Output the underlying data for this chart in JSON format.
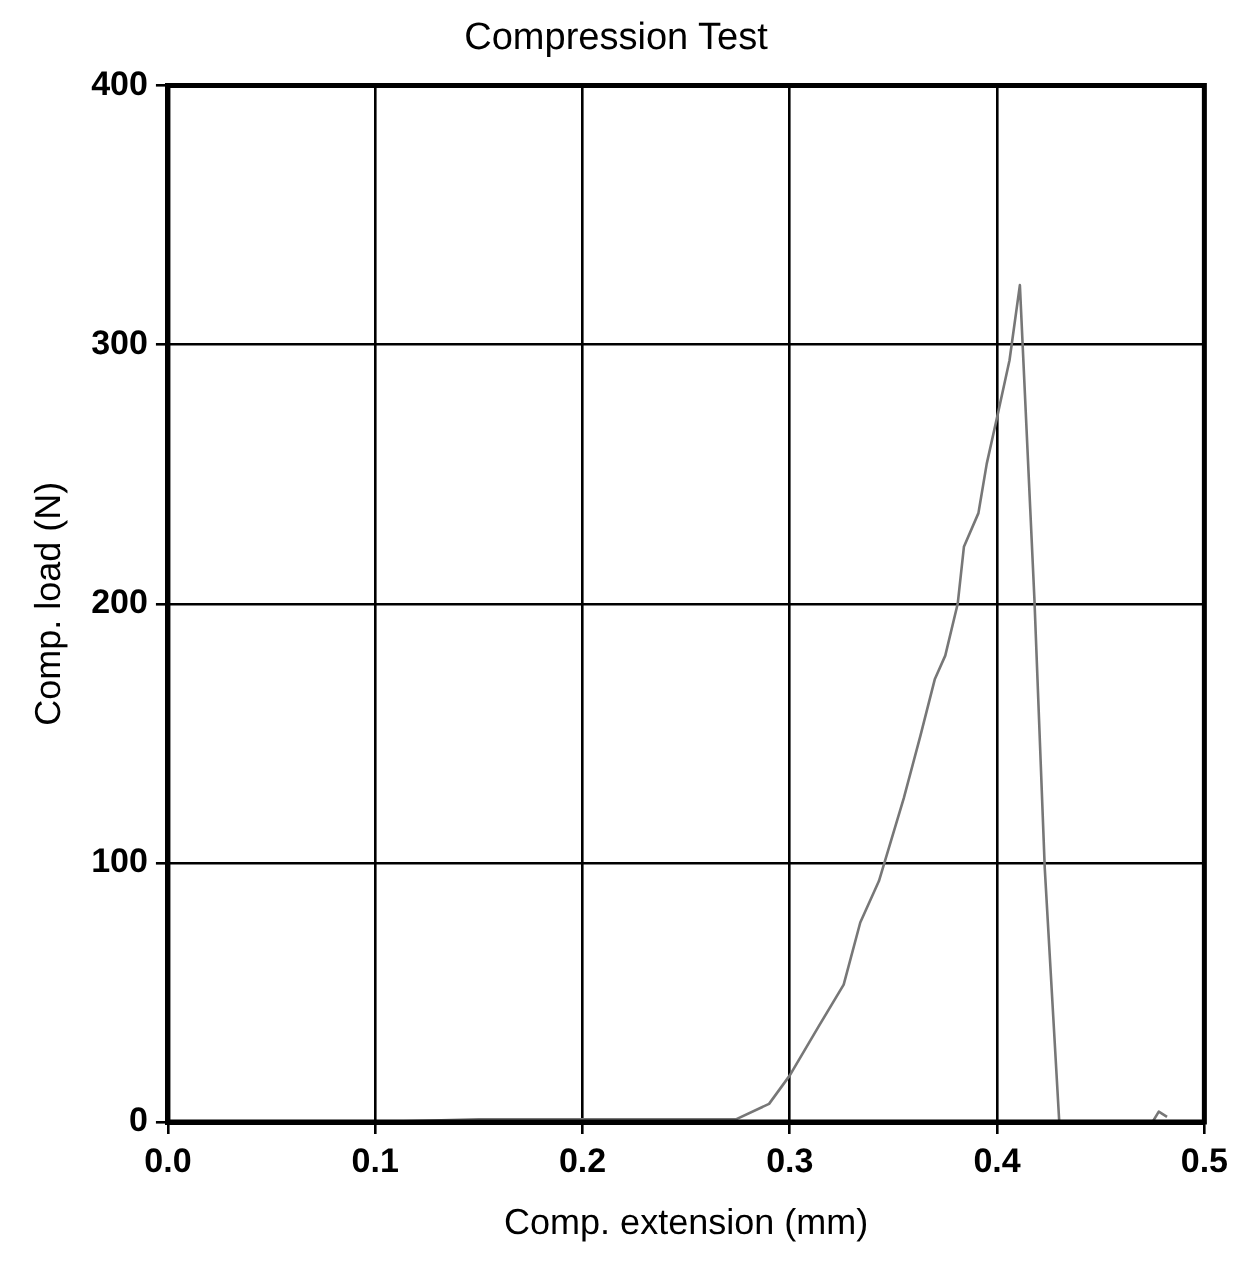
{
  "chart_data": {
    "type": "line",
    "title": "Compression Test",
    "xlabel": "Comp. extension (mm)",
    "ylabel": "Comp. load (N)",
    "series": [
      {
        "color": "#777777",
        "x": [
          0,
          0.1,
          0.15,
          0.2,
          0.25,
          0.274,
          0.29,
          0.3,
          0.314,
          0.326,
          0.334,
          0.343,
          0.355,
          0.363,
          0.37,
          0.375,
          0.381,
          0.384,
          0.391,
          0.395,
          0.4,
          0.406,
          0.411,
          0.418,
          0.423,
          0.43,
          0.475,
          0.478,
          0.482
        ],
        "values": [
          0,
          0,
          1,
          1,
          1,
          1,
          7,
          18,
          37,
          53,
          77,
          93,
          125,
          149,
          171,
          180,
          200,
          222,
          235,
          254,
          272,
          294,
          323,
          202,
          98,
          0,
          0,
          4,
          2
        ]
      }
    ],
    "xlim": [
      0,
      0.5
    ],
    "xticks": [
      {
        "value": 0,
        "label": "0.0"
      },
      0.1,
      0.2,
      0.3,
      0.4,
      0.5
    ],
    "ylim": [
      0,
      400
    ],
    "yticks": [
      0,
      100,
      200,
      300,
      400
    ],
    "grid": true,
    "legend": false,
    "marker": "none",
    "line_style": "solid"
  }
}
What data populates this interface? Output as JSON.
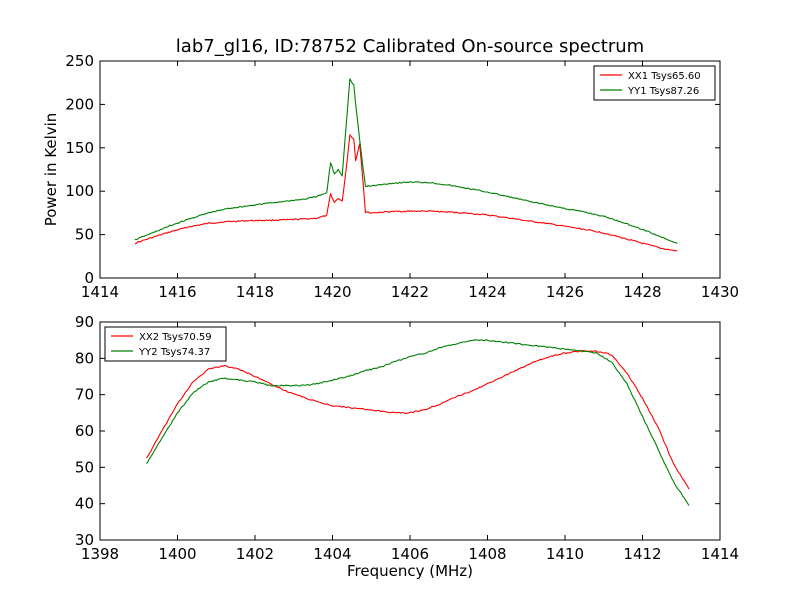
{
  "figure": {
    "title": "lab7_gl16, ID:78752 Calibrated On-source spectrum"
  },
  "chart_data": [
    {
      "type": "line",
      "title": "lab7_gl16, ID:78752 Calibrated On-source spectrum",
      "xlabel": "",
      "ylabel": "Power in Kelvin",
      "xlim": [
        1414,
        1430
      ],
      "ylim": [
        0,
        250
      ],
      "xticks": [
        1414,
        1416,
        1418,
        1420,
        1422,
        1424,
        1426,
        1428,
        1430
      ],
      "yticks": [
        0,
        50,
        100,
        150,
        200,
        250
      ],
      "legend_position": "top-right",
      "grid": false,
      "series": [
        {
          "name": "XX1 Tsys65.60",
          "color": "#ff0000",
          "x": [
            1414.9,
            1415.3,
            1415.8,
            1416.3,
            1416.8,
            1417.3,
            1417.8,
            1418.3,
            1418.8,
            1419.3,
            1419.6,
            1419.85,
            1419.95,
            1420.05,
            1420.15,
            1420.25,
            1420.35,
            1420.45,
            1420.55,
            1420.6,
            1420.7,
            1420.78,
            1420.85,
            1421.0,
            1421.5,
            1422.0,
            1422.5,
            1423.0,
            1423.5,
            1424.0,
            1424.5,
            1425.0,
            1425.5,
            1426.0,
            1426.5,
            1427.0,
            1427.5,
            1428.0,
            1428.5,
            1428.9
          ],
          "y": [
            40,
            46,
            53,
            59,
            63,
            65,
            66,
            66.5,
            67,
            68,
            69,
            72,
            97,
            87,
            92,
            88,
            125,
            165,
            160,
            135,
            155,
            115,
            76,
            75,
            76.5,
            77,
            77,
            76,
            74.5,
            72.5,
            69.5,
            66,
            63,
            59.5,
            56,
            52,
            46,
            40,
            34,
            31
          ]
        },
        {
          "name": "YY1 Tsys87.26",
          "color": "#008000",
          "x": [
            1414.9,
            1415.3,
            1415.8,
            1416.3,
            1416.8,
            1417.3,
            1417.8,
            1418.3,
            1418.8,
            1419.3,
            1419.6,
            1419.85,
            1419.95,
            1420.05,
            1420.15,
            1420.25,
            1420.35,
            1420.45,
            1420.55,
            1420.6,
            1420.7,
            1420.78,
            1420.85,
            1421.0,
            1421.5,
            1422.0,
            1422.5,
            1423.0,
            1423.5,
            1424.0,
            1424.5,
            1425.0,
            1425.5,
            1426.0,
            1426.5,
            1427.0,
            1427.5,
            1428.0,
            1428.5,
            1428.9
          ],
          "y": [
            44,
            51,
            60,
            68,
            75,
            80,
            83,
            86,
            88.5,
            91,
            94,
            98,
            133,
            120,
            125,
            118,
            175,
            229,
            222,
            200,
            160,
            130,
            106,
            106,
            109,
            110.5,
            110,
            107,
            103,
            99,
            94,
            89,
            84.5,
            80,
            76,
            71,
            64,
            56,
            47,
            40
          ]
        }
      ]
    },
    {
      "type": "line",
      "title": "",
      "xlabel": "Frequency (MHz)",
      "ylabel": "",
      "xlim": [
        1398,
        1414
      ],
      "ylim": [
        30,
        90
      ],
      "xticks": [
        1398,
        1400,
        1402,
        1404,
        1406,
        1408,
        1410,
        1412,
        1414
      ],
      "yticks": [
        30,
        40,
        50,
        60,
        70,
        80,
        90
      ],
      "legend_position": "top-left",
      "grid": false,
      "series": [
        {
          "name": "XX2 Tsys70.59",
          "color": "#ff0000",
          "x": [
            1399.2,
            1399.6,
            1400.0,
            1400.4,
            1400.8,
            1401.2,
            1401.6,
            1402.0,
            1402.4,
            1402.8,
            1403.2,
            1403.6,
            1404.0,
            1404.4,
            1404.8,
            1405.2,
            1405.6,
            1406.0,
            1406.4,
            1406.8,
            1407.2,
            1407.6,
            1408.0,
            1408.4,
            1408.8,
            1409.2,
            1409.6,
            1410.0,
            1410.4,
            1410.8,
            1411.2,
            1411.6,
            1412.0,
            1412.4,
            1412.8,
            1413.2
          ],
          "y": [
            52.5,
            60,
            67.5,
            73.5,
            77,
            78,
            77,
            75,
            73,
            71,
            69.5,
            68,
            67,
            66.5,
            66,
            65.5,
            65,
            65,
            66,
            67.5,
            69.5,
            71,
            73,
            75,
            77,
            79,
            80.5,
            81.5,
            82,
            82,
            81,
            76,
            69,
            61,
            51,
            44
          ]
        },
        {
          "name": "YY2 Tsys74.37",
          "color": "#008000",
          "x": [
            1399.2,
            1399.6,
            1400.0,
            1400.4,
            1400.8,
            1401.2,
            1401.6,
            1402.0,
            1402.4,
            1402.8,
            1403.2,
            1403.6,
            1404.0,
            1404.4,
            1404.8,
            1405.2,
            1405.6,
            1406.0,
            1406.4,
            1406.8,
            1407.2,
            1407.6,
            1408.0,
            1408.4,
            1408.8,
            1409.2,
            1409.6,
            1410.0,
            1410.4,
            1410.8,
            1411.2,
            1411.6,
            1412.0,
            1412.4,
            1412.8,
            1413.2
          ],
          "y": [
            51,
            58,
            65,
            70.5,
            73.5,
            74.5,
            74,
            73.5,
            72.5,
            72.5,
            72.5,
            73,
            74,
            75,
            76.5,
            77.5,
            79,
            80.5,
            81.5,
            83,
            84,
            85,
            85,
            84.5,
            84,
            83.5,
            83,
            82.5,
            82,
            81.5,
            79,
            73,
            64,
            55,
            46,
            39.5
          ]
        }
      ]
    }
  ]
}
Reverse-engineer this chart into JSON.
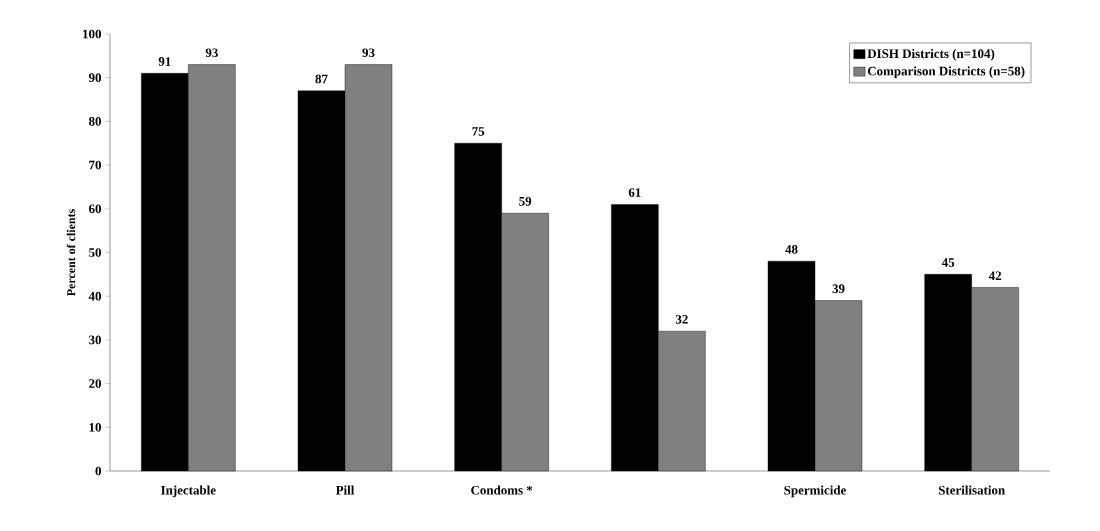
{
  "chart_data": {
    "type": "bar",
    "ylabel": "Percent of clients",
    "categories": [
      "Injectable",
      "Pill",
      "Condoms *",
      null,
      "Spermicide",
      "Sterilisation"
    ],
    "series": [
      {
        "name": "DISH Districts (n=104)",
        "color": "#000000",
        "values": [
          91,
          87,
          75,
          61,
          48,
          45
        ]
      },
      {
        "name": "Comparison Districts (n=58)",
        "color": "#808080",
        "values": [
          93,
          93,
          59,
          32,
          39,
          42
        ]
      }
    ],
    "ylim": [
      0,
      100
    ],
    "yticks": [
      0,
      10,
      20,
      30,
      40,
      50,
      60,
      70,
      80,
      90,
      100
    ],
    "data_labels": true,
    "legend": "top right",
    "grid": false
  }
}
========
*What to work on*: Repeat the material above word for word, please, apart from its images.

*Answer for this exercise*:
Output the underlying data for this chart in JSON format.
{
  "chart_data": {
    "type": "line",
    "title": "Compression Test",
    "xlabel": "Comp. extension (mm)",
    "ylabel": "Comp. load (N)",
    "series": [
      {
        "color": "#777777",
        "x": [
          0,
          0.1,
          0.15,
          0.2,
          0.25,
          0.274,
          0.29,
          0.3,
          0.314,
          0.326,
          0.334,
          0.343,
          0.355,
          0.363,
          0.37,
          0.375,
          0.381,
          0.384,
          0.391,
          0.395,
          0.4,
          0.406,
          0.411,
          0.418,
          0.423,
          0.43,
          0.475,
          0.478,
          0.482
        ],
        "values": [
          0,
          0,
          1,
          1,
          1,
          1,
          7,
          18,
          37,
          53,
          77,
          93,
          125,
          149,
          171,
          180,
          200,
          222,
          235,
          254,
          272,
          294,
          323,
          202,
          98,
          0,
          0,
          4,
          2
        ]
      }
    ],
    "xlim": [
      0,
      0.5
    ],
    "xticks": [
      {
        "value": 0,
        "label": "0.0"
      },
      0.1,
      0.2,
      0.3,
      0.4,
      0.5
    ],
    "ylim": [
      0,
      400
    ],
    "yticks": [
      0,
      100,
      200,
      300,
      400
    ],
    "grid": true,
    "legend": false,
    "marker": "none",
    "line_style": "solid"
  }
}
What data populates this interface? Output as JSON.
{
  "figure": {
    "title": "lab7_gl16, ID:78752 Calibrated On-source spectrum"
  },
  "chart_data": [
    {
      "type": "line",
      "title": "lab7_gl16, ID:78752 Calibrated On-source spectrum",
      "xlabel": "",
      "ylabel": "Power in Kelvin",
      "xlim": [
        1414,
        1430
      ],
      "ylim": [
        0,
        250
      ],
      "xticks": [
        1414,
        1416,
        1418,
        1420,
        1422,
        1424,
        1426,
        1428,
        1430
      ],
      "yticks": [
        0,
        50,
        100,
        150,
        200,
        250
      ],
      "legend_position": "top-right",
      "grid": false,
      "series": [
        {
          "name": "XX1 Tsys65.60",
          "color": "#ff0000",
          "x": [
            1414.9,
            1415.3,
            1415.8,
            1416.3,
            1416.8,
            1417.3,
            1417.8,
            1418.3,
            1418.8,
            1419.3,
            1419.6,
            1419.85,
            1419.95,
            1420.05,
            1420.15,
            1420.25,
            1420.35,
            1420.45,
            1420.55,
            1420.6,
            1420.7,
            1420.78,
            1420.85,
            1421.0,
            1421.5,
            1422.0,
            1422.5,
            1423.0,
            1423.5,
            1424.0,
            1424.5,
            1425.0,
            1425.5,
            1426.0,
            1426.5,
            1427.0,
            1427.5,
            1428.0,
            1428.5,
            1428.9
          ],
          "y": [
            40,
            46,
            53,
            59,
            63,
            65,
            66,
            66.5,
            67,
            68,
            69,
            72,
            97,
            87,
            92,
            88,
            125,
            165,
            160,
            135,
            155,
            115,
            76,
            75,
            76.5,
            77,
            77,
            76,
            74.5,
            72.5,
            69.5,
            66,
            63,
            59.5,
            56,
            52,
            46,
            40,
            34,
            31
          ]
        },
        {
          "name": "YY1 Tsys87.26",
          "color": "#008000",
          "x": [
            1414.9,
            1415.3,
            1415.8,
            1416.3,
            1416.8,
            1417.3,
            1417.8,
            1418.3,
            1418.8,
            1419.3,
            1419.6,
            1419.85,
            1419.95,
            1420.05,
            1420.15,
            1420.25,
            1420.35,
            1420.45,
            1420.55,
            1420.6,
            1420.7,
            1420.78,
            1420.85,
            1421.0,
            1421.5,
            1422.0,
            1422.5,
            1423.0,
            1423.5,
            1424.0,
            1424.5,
            1425.0,
            1425.5,
            1426.0,
            1426.5,
            1427.0,
            1427.5,
            1428.0,
            1428.5,
            1428.9
          ],
          "y": [
            44,
            51,
            60,
            68,
            75,
            80,
            83,
            86,
            88.5,
            91,
            94,
            98,
            133,
            120,
            125,
            118,
            175,
            229,
            222,
            200,
            160,
            130,
            106,
            106,
            109,
            110.5,
            110,
            107,
            103,
            99,
            94,
            89,
            84.5,
            80,
            76,
            71,
            64,
            56,
            47,
            40
          ]
        }
      ]
    },
    {
      "type": "line",
      "title": "",
      "xlabel": "Frequency (MHz)",
      "ylabel": "",
      "xlim": [
        1398,
        1414
      ],
      "ylim": [
        30,
        90
      ],
      "xticks": [
        1398,
        1400,
        1402,
        1404,
        1406,
        1408,
        1410,
        1412,
        1414
      ],
      "yticks": [
        30,
        40,
        50,
        60,
        70,
        80,
        90
      ],
      "legend_position": "top-left",
      "grid": false,
      "series": [
        {
          "name": "XX2 Tsys70.59",
          "color": "#ff0000",
          "x": [
            1399.2,
            1399.6,
            1400.0,
            1400.4,
            1400.8,
            1401.2,
            1401.6,
            1402.0,
            1402.4,
            1402.8,
            1403.2,
            1403.6,
            1404.0,
            1404.4,
            1404.8,
            1405.2,
            1405.6,
            1406.0,
            1406.4,
            1406.8,
            1407.2,
            1407.6,
            1408.0,
            1408.4,
            1408.8,
            1409.2,
            1409.6,
            1410.0,
            1410.4,
            1410.8,
            1411.2,
            1411.6,
            1412.0,
            1412.4,
            1412.8,
            1413.2
          ],
          "y": [
            52.5,
            60,
            67.5,
            73.5,
            77,
            78,
            77,
            75,
            73,
            71,
            69.5,
            68,
            67,
            66.5,
            66,
            65.5,
            65,
            65,
            66,
            67.5,
            69.5,
            71,
            73,
            75,
            77,
            79,
            80.5,
            81.5,
            82,
            82,
            81,
            76,
            69,
            61,
            51,
            44
          ]
        },
        {
          "name": "YY2 Tsys74.37",
          "color": "#008000",
          "x": [
            1399.2,
            1399.6,
            1400.0,
            1400.4,
            1400.8,
            1401.2,
            1401.6,
            1402.0,
            1402.4,
            1402.8,
            1403.2,
            1403.6,
            1404.0,
            1404.4,
            1404.8,
            1405.2,
            1405.6,
            1406.0,
            1406.4,
            1406.8,
            1407.2,
            1407.6,
            1408.0,
            1408.4,
            1408.8,
            1409.2,
            1409.6,
            1410.0,
            1410.4,
            1410.8,
            1411.2,
            1411.6,
            1412.0,
            1412.4,
            1412.8,
            1413.2
          ],
          "y": [
            51,
            58,
            65,
            70.5,
            73.5,
            74.5,
            74,
            73.5,
            72.5,
            72.5,
            72.5,
            73,
            74,
            75,
            76.5,
            77.5,
            79,
            80.5,
            81.5,
            83,
            84,
            85,
            85,
            84.5,
            84,
            83.5,
            83,
            82.5,
            82,
            81.5,
            79,
            73,
            64,
            55,
            46,
            39.5
          ]
        }
      ]
    }
  ]
}
Reverse-engineer this chart into JSON.
{
  "chart_data": {
    "type": "bar",
    "ylabel": "Percent of clients",
    "categories": [
      "Injectable",
      "Pill",
      "Condoms *",
      null,
      "Spermicide",
      "Sterilisation"
    ],
    "series": [
      {
        "name": "DISH Districts (n=104)",
        "color": "#000000",
        "values": [
          91,
          87,
          75,
          61,
          48,
          45
        ]
      },
      {
        "name": "Comparison Districts (n=58)",
        "color": "#808080",
        "values": [
          93,
          93,
          59,
          32,
          39,
          42
        ]
      }
    ],
    "ylim": [
      0,
      100
    ],
    "yticks": [
      0,
      10,
      20,
      30,
      40,
      50,
      60,
      70,
      80,
      90,
      100
    ],
    "data_labels": true,
    "legend": "top right",
    "grid": false
  }
}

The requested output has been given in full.